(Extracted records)
=-=-=
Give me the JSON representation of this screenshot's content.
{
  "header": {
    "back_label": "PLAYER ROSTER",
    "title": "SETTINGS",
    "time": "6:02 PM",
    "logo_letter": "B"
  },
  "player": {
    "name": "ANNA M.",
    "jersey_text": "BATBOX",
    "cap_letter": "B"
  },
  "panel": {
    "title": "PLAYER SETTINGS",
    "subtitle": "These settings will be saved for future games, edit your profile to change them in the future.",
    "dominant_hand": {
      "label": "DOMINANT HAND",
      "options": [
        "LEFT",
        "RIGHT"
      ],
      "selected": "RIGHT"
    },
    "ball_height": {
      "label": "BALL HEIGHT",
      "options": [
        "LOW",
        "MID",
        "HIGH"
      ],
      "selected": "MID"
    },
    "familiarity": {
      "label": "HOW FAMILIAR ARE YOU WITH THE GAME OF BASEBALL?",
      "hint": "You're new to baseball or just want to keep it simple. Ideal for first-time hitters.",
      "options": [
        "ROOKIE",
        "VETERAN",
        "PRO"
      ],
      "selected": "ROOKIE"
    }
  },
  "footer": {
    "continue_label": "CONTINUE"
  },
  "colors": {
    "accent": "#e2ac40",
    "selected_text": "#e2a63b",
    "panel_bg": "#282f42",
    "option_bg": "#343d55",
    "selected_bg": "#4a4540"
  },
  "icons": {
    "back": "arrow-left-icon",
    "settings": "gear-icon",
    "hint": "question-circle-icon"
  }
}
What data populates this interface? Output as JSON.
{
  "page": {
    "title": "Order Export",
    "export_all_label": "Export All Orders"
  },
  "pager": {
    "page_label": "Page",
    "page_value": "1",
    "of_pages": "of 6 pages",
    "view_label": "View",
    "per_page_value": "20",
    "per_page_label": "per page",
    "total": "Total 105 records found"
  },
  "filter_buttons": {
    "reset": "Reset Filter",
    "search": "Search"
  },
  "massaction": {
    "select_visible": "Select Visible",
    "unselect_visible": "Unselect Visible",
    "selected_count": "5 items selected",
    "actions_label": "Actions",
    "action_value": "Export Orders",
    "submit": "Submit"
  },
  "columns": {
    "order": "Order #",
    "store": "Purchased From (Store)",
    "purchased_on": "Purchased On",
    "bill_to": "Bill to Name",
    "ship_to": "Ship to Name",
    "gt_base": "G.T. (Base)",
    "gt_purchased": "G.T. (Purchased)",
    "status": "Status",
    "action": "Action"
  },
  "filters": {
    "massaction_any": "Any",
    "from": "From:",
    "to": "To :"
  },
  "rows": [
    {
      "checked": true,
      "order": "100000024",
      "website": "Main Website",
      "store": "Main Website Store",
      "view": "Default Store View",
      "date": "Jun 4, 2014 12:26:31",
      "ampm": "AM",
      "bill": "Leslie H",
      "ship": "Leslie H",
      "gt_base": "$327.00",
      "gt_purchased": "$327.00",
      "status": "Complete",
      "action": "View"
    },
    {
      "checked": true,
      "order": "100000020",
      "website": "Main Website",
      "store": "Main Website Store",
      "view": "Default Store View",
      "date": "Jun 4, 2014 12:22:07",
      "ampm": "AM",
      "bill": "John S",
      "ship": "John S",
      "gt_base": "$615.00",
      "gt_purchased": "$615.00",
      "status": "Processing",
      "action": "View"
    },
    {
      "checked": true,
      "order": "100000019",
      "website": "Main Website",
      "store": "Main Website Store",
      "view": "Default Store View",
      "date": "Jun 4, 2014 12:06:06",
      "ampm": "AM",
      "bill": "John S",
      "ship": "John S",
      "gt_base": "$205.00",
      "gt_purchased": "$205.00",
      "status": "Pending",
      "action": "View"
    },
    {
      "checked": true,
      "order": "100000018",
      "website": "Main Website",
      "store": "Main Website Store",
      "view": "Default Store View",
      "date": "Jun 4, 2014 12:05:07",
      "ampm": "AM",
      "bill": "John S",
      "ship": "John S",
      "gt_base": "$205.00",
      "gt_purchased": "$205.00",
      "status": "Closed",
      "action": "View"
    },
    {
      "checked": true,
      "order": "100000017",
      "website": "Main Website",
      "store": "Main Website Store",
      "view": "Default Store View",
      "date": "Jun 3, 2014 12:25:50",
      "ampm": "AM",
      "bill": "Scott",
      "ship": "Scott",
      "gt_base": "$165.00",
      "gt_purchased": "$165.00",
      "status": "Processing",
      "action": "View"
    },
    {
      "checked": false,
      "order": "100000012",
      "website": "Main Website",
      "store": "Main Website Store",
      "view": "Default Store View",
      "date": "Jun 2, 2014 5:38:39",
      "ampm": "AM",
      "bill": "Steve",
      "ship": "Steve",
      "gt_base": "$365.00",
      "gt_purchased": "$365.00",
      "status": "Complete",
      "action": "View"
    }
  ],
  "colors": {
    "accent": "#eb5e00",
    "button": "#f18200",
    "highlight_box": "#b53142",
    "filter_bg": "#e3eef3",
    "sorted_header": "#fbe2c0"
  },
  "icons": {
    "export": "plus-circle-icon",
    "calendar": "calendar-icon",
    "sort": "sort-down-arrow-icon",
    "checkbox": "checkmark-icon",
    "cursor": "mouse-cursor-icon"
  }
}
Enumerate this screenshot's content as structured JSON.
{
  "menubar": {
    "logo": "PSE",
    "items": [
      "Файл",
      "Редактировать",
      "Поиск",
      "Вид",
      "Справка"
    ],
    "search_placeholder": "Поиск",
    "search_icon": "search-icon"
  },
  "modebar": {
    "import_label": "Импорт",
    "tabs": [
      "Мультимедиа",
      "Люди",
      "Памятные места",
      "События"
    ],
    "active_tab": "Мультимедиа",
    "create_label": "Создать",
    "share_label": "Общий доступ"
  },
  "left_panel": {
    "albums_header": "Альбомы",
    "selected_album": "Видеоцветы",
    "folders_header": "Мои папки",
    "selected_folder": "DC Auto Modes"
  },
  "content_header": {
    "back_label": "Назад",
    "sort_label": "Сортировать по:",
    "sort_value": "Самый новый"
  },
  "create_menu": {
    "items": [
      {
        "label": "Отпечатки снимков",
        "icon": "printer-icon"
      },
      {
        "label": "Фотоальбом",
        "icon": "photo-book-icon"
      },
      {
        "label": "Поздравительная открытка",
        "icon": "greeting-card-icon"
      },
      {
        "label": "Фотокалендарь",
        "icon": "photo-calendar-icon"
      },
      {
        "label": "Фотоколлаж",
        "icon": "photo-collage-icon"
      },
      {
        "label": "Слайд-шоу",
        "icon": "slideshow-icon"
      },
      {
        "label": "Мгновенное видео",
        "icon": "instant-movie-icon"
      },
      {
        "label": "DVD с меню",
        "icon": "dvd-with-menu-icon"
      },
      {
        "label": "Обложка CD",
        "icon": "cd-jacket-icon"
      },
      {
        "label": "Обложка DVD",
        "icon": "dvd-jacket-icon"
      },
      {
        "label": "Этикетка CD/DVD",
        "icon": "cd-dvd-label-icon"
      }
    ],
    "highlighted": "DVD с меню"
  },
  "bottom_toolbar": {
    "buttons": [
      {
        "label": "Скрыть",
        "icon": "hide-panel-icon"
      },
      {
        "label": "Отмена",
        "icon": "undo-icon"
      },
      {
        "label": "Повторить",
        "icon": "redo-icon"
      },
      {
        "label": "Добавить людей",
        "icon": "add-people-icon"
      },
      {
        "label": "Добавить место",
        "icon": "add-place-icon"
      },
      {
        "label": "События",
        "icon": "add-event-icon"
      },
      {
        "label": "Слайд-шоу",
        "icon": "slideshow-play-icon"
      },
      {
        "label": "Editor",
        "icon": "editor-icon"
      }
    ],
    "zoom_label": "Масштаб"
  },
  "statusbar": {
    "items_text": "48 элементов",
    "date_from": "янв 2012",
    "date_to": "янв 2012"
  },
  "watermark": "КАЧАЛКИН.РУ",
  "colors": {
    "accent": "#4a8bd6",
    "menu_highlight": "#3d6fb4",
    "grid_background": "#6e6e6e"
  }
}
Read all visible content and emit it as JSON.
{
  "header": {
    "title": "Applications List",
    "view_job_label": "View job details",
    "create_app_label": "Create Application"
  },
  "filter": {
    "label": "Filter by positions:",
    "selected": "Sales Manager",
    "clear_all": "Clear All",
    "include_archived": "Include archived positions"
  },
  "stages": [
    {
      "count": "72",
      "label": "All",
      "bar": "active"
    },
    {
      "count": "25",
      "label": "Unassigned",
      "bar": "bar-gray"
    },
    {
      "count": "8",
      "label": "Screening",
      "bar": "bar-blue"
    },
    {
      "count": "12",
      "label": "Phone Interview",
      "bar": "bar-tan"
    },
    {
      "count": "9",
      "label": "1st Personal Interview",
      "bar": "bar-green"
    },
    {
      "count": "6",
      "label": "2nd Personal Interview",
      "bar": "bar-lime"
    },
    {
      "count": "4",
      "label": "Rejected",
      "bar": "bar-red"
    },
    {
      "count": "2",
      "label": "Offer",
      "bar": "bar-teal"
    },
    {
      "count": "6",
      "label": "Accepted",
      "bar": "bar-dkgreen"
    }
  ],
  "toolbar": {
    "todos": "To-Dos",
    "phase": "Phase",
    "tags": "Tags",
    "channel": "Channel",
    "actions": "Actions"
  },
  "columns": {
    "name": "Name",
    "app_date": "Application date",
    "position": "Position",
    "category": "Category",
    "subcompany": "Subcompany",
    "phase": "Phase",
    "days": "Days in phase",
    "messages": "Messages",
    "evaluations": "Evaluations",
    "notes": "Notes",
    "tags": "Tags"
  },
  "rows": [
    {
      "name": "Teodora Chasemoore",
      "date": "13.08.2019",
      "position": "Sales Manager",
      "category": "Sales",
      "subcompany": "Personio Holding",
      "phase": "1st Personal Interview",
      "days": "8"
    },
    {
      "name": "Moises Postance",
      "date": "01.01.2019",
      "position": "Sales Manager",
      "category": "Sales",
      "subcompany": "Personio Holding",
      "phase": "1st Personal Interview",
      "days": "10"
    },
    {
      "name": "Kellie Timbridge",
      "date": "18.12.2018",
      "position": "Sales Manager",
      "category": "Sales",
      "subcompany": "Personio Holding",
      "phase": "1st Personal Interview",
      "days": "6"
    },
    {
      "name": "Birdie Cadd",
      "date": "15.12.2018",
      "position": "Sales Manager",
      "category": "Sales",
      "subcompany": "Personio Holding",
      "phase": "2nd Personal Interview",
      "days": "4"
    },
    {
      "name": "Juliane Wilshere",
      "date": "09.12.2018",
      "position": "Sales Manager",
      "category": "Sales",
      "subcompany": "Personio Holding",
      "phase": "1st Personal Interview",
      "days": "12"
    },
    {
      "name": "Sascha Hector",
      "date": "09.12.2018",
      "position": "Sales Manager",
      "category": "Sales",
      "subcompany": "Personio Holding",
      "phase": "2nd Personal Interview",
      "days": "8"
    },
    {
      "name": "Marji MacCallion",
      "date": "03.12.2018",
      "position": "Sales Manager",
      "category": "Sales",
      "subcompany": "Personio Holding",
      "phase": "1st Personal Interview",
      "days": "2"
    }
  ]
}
=-=-=
## TASK TO CARRY OUT:
Find how many lines in the listing hold "accent", and reply with that number only.

## PROBLEM SOLUTION:
3